▶ **EXERCISE DESCRIPTION**
Copy out the items from the line that has "List UI elements" through the line that has "heatmap-cell xyxy=(317,209,330,222)", putting "star-glyph" in place of "star-icon". Leave everything else the same.

▶ **DATASET CONTENT**
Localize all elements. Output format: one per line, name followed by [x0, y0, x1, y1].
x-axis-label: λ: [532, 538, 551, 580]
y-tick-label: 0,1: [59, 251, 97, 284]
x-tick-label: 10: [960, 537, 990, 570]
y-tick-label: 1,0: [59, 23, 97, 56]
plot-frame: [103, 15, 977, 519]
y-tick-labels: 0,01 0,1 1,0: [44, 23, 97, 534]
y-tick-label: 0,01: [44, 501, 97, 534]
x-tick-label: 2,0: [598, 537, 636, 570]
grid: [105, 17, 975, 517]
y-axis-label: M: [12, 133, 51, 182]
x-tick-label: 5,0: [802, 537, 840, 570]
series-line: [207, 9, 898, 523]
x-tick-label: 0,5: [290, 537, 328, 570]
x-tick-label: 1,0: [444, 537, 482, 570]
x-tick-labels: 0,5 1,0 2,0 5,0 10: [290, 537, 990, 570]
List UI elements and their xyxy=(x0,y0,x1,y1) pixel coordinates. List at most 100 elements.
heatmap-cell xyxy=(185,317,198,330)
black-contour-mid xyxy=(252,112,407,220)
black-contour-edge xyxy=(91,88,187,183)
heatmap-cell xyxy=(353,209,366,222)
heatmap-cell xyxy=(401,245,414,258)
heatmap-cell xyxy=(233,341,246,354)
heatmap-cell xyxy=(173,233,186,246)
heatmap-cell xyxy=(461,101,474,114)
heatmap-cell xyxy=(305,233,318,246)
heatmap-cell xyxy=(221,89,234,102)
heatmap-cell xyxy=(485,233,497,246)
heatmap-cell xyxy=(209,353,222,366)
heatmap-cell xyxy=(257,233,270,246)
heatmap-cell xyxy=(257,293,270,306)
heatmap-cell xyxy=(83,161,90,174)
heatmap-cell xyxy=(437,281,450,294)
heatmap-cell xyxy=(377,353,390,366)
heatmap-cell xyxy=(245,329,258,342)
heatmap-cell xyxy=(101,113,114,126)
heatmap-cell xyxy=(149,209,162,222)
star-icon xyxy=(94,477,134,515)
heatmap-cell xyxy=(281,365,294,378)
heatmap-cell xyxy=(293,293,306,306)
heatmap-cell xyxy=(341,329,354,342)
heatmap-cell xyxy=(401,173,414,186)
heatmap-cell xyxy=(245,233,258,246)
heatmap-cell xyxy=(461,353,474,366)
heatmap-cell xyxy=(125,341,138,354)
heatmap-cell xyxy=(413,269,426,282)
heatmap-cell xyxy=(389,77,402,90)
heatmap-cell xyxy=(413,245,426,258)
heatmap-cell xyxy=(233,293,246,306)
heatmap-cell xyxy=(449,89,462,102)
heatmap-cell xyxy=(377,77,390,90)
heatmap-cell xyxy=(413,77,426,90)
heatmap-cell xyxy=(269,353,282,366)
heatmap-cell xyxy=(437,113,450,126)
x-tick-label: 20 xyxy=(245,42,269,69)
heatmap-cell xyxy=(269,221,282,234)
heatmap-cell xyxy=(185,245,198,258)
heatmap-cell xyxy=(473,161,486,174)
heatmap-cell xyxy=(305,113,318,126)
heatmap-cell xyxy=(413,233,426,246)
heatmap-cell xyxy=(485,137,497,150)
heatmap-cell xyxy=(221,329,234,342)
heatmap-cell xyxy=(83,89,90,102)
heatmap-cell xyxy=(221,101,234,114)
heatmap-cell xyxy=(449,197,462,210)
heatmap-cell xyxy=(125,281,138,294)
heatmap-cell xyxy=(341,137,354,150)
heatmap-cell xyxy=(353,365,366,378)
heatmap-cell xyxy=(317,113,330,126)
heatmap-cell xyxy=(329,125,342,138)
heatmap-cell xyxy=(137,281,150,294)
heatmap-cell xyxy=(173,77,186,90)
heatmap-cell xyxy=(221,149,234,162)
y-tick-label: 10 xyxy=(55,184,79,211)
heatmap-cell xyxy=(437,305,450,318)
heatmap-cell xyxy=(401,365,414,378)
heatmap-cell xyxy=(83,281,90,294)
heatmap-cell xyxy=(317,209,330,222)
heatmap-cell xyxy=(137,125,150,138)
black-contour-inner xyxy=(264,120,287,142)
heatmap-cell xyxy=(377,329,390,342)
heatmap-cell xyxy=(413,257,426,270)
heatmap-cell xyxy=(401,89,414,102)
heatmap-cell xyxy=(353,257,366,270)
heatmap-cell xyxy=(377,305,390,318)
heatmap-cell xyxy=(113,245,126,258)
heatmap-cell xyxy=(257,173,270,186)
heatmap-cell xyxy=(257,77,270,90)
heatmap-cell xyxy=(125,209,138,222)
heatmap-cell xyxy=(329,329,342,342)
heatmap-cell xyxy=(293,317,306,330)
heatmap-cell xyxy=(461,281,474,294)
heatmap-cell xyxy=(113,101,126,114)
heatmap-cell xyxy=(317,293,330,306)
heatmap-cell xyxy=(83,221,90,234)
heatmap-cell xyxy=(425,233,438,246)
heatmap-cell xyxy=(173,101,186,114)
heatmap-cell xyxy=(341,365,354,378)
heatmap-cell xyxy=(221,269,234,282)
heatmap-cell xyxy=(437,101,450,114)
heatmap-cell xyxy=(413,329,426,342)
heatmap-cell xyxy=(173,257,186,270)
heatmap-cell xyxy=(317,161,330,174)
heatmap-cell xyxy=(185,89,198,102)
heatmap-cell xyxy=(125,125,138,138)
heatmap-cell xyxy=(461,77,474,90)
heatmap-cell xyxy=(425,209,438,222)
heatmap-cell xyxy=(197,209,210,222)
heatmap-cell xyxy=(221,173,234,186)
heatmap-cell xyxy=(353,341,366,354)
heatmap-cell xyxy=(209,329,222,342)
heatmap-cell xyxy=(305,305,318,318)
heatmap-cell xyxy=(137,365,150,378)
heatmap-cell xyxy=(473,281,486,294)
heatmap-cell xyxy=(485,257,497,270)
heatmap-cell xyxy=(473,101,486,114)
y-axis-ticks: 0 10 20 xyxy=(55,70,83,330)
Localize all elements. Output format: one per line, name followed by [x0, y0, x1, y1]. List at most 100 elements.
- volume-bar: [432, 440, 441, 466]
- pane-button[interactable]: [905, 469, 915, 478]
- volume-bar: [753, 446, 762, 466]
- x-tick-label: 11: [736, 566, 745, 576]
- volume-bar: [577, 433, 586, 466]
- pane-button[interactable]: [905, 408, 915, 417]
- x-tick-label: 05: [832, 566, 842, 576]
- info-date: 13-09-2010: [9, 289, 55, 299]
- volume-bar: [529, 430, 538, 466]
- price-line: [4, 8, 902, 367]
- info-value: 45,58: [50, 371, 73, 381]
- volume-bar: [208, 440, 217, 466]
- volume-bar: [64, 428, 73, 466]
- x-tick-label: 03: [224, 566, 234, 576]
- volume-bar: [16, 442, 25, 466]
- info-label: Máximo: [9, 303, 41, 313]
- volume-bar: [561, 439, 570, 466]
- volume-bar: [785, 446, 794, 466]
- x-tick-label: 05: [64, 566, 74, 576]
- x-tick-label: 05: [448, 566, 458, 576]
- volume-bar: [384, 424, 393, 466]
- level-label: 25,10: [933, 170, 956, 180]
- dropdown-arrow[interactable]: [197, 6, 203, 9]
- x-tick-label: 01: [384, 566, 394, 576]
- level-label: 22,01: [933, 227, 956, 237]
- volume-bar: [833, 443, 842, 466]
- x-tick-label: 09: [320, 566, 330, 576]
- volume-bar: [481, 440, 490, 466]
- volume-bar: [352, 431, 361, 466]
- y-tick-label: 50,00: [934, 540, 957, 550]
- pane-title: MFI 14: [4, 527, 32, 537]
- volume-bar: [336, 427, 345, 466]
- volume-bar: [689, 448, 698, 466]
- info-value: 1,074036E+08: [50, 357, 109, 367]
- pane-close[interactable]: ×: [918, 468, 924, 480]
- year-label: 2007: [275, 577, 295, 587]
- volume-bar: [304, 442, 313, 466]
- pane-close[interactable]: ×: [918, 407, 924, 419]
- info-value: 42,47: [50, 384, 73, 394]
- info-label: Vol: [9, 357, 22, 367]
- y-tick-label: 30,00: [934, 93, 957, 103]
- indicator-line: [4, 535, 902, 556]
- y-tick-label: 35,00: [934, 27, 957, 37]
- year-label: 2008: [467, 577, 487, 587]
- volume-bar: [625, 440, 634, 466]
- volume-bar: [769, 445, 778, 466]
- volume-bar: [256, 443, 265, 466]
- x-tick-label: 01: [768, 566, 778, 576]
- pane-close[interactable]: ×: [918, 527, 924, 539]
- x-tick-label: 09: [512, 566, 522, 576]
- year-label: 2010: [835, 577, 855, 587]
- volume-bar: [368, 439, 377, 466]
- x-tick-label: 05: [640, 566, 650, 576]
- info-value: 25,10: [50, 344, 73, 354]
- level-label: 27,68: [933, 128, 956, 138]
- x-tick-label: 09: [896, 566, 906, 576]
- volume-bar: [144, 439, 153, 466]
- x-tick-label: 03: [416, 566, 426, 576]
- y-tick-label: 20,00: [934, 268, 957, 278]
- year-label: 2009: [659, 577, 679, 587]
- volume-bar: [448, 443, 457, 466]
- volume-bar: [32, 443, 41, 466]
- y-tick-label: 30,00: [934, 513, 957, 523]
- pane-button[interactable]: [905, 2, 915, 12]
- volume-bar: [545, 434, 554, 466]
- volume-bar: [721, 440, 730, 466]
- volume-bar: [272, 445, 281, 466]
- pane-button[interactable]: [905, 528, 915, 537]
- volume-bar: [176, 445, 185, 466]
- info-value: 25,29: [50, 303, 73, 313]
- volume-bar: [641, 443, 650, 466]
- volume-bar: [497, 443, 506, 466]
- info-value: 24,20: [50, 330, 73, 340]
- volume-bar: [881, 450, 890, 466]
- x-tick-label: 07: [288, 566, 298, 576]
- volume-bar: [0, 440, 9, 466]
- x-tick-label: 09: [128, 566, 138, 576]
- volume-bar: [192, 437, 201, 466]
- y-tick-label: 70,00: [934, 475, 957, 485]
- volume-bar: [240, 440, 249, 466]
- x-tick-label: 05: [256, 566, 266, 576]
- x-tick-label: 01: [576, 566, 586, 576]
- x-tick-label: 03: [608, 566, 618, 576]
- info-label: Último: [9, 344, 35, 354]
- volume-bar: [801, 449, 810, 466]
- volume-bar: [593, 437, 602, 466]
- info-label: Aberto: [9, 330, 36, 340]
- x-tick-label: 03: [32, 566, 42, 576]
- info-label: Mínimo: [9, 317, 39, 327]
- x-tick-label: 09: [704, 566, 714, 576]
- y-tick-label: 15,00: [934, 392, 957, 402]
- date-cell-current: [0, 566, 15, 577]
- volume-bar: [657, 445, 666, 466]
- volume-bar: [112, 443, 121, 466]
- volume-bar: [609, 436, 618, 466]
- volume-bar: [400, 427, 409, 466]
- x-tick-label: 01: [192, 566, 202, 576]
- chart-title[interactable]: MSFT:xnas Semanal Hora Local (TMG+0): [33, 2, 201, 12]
---
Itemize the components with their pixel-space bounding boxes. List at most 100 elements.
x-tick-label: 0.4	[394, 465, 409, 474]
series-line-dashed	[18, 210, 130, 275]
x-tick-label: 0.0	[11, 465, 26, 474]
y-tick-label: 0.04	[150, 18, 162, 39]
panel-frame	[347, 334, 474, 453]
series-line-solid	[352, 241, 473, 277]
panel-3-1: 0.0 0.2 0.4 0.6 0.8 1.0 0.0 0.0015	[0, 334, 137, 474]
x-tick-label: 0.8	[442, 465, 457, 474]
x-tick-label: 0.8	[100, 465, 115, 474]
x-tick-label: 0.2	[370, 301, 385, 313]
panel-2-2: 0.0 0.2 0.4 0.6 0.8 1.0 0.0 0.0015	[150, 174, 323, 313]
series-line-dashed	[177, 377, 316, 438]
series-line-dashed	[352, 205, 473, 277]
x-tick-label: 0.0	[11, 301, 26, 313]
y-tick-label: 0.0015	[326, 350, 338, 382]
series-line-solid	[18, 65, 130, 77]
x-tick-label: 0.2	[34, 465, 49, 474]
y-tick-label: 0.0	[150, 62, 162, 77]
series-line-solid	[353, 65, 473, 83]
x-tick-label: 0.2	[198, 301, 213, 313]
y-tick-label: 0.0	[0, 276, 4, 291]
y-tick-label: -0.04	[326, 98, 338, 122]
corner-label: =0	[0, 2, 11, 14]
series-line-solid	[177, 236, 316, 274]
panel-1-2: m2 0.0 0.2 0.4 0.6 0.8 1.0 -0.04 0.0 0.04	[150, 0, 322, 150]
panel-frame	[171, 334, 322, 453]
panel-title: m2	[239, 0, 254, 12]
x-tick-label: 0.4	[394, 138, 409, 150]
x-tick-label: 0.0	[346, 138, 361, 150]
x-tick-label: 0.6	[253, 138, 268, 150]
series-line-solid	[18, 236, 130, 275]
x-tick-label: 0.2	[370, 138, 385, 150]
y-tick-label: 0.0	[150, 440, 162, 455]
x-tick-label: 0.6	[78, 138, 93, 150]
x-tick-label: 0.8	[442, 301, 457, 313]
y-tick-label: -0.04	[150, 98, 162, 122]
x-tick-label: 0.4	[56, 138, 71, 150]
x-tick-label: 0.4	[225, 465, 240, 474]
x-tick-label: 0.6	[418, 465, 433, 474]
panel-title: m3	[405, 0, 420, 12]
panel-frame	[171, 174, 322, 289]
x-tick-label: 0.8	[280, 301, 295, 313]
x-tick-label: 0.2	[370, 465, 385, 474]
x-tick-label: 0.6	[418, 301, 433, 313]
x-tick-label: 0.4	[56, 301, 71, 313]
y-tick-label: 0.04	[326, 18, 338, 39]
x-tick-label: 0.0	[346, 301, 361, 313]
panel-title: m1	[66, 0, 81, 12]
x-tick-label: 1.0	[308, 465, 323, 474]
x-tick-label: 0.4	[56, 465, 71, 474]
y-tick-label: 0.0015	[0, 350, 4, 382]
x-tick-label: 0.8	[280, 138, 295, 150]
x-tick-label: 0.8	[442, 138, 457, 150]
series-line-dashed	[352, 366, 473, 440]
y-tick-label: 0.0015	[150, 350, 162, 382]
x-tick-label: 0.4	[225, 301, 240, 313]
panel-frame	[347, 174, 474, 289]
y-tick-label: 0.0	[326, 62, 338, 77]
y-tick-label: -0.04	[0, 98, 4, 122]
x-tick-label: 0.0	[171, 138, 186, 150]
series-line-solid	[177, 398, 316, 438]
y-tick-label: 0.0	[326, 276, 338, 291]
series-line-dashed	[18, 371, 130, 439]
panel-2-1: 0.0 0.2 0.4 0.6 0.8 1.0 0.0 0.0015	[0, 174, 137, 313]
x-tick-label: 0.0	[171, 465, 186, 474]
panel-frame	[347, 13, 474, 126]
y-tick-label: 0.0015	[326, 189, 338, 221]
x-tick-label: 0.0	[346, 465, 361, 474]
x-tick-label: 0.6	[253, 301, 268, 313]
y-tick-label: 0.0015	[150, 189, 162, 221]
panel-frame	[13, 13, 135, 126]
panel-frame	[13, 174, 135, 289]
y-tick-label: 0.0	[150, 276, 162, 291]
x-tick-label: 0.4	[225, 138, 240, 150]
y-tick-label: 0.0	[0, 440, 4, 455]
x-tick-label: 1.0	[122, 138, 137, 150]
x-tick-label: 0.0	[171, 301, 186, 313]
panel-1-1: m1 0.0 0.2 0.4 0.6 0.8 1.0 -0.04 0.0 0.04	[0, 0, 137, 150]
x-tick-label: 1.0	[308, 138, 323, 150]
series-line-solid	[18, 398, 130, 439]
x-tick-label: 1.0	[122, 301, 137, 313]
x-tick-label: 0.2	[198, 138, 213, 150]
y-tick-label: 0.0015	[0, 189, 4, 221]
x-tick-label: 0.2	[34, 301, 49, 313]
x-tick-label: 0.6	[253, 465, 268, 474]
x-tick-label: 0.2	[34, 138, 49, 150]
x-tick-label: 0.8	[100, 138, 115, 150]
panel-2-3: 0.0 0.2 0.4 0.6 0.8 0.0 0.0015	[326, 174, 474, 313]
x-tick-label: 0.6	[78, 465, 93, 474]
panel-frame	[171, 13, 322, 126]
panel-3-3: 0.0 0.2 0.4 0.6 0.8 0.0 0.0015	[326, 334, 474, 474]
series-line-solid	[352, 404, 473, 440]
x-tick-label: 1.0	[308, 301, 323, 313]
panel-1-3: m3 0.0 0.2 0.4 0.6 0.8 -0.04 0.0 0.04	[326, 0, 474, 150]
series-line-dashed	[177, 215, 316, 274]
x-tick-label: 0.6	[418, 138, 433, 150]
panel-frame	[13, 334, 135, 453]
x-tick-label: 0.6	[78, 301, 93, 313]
==
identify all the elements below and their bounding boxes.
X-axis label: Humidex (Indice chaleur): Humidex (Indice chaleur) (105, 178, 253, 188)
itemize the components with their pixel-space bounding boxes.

▶ **THE RESULT**
List UI elements and their xyxy=(x0,y0,x1,y1) pixel coordinates. List at most 100 elements.
heatmap-cell xyxy=(185,317,198,330)
black-contour-mid xyxy=(252,112,407,220)
black-contour-edge xyxy=(91,88,187,183)
heatmap-cell xyxy=(353,209,366,222)
heatmap-cell xyxy=(401,245,414,258)
heatmap-cell xyxy=(233,341,246,354)
heatmap-cell xyxy=(173,233,186,246)
heatmap-cell xyxy=(461,101,474,114)
heatmap-cell xyxy=(305,233,318,246)
heatmap-cell xyxy=(221,89,234,102)
heatmap-cell xyxy=(485,233,497,246)
heatmap-cell xyxy=(209,353,222,366)
heatmap-cell xyxy=(257,233,270,246)
heatmap-cell xyxy=(257,293,270,306)
heatmap-cell xyxy=(83,161,90,174)
heatmap-cell xyxy=(437,281,450,294)
heatmap-cell xyxy=(377,353,390,366)
heatmap-cell xyxy=(245,329,258,342)
heatmap-cell xyxy=(101,113,114,126)
heatmap-cell xyxy=(149,209,162,222)
star-glyph xyxy=(94,477,134,515)
heatmap-cell xyxy=(281,365,294,378)
heatmap-cell xyxy=(293,293,306,306)
heatmap-cell xyxy=(341,329,354,342)
heatmap-cell xyxy=(401,173,414,186)
heatmap-cell xyxy=(245,233,258,246)
heatmap-cell xyxy=(461,353,474,366)
heatmap-cell xyxy=(125,341,138,354)
heatmap-cell xyxy=(413,269,426,282)
heatmap-cell xyxy=(389,77,402,90)
heatmap-cell xyxy=(413,245,426,258)
heatmap-cell xyxy=(233,293,246,306)
heatmap-cell xyxy=(449,89,462,102)
heatmap-cell xyxy=(377,77,390,90)
heatmap-cell xyxy=(413,77,426,90)
heatmap-cell xyxy=(269,353,282,366)
heatmap-cell xyxy=(437,113,450,126)
x-tick-label: 20 xyxy=(245,42,269,69)
heatmap-cell xyxy=(269,221,282,234)
heatmap-cell xyxy=(185,245,198,258)
heatmap-cell xyxy=(473,161,486,174)
heatmap-cell xyxy=(305,113,318,126)
heatmap-cell xyxy=(413,233,426,246)
heatmap-cell xyxy=(485,137,497,150)
heatmap-cell xyxy=(221,329,234,342)
heatmap-cell xyxy=(83,89,90,102)
heatmap-cell xyxy=(221,101,234,114)
heatmap-cell xyxy=(449,197,462,210)
heatmap-cell xyxy=(125,281,138,294)
heatmap-cell xyxy=(341,137,354,150)
heatmap-cell xyxy=(353,365,366,378)
heatmap-cell xyxy=(317,113,330,126)
heatmap-cell xyxy=(329,125,342,138)
heatmap-cell xyxy=(137,281,150,294)
heatmap-cell xyxy=(173,77,186,90)
heatmap-cell xyxy=(221,149,234,162)
y-tick-label: 10 xyxy=(55,184,79,211)
heatmap-cell xyxy=(437,305,450,318)
heatmap-cell xyxy=(401,365,414,378)
heatmap-cell xyxy=(83,281,90,294)
heatmap-cell xyxy=(317,209,330,222)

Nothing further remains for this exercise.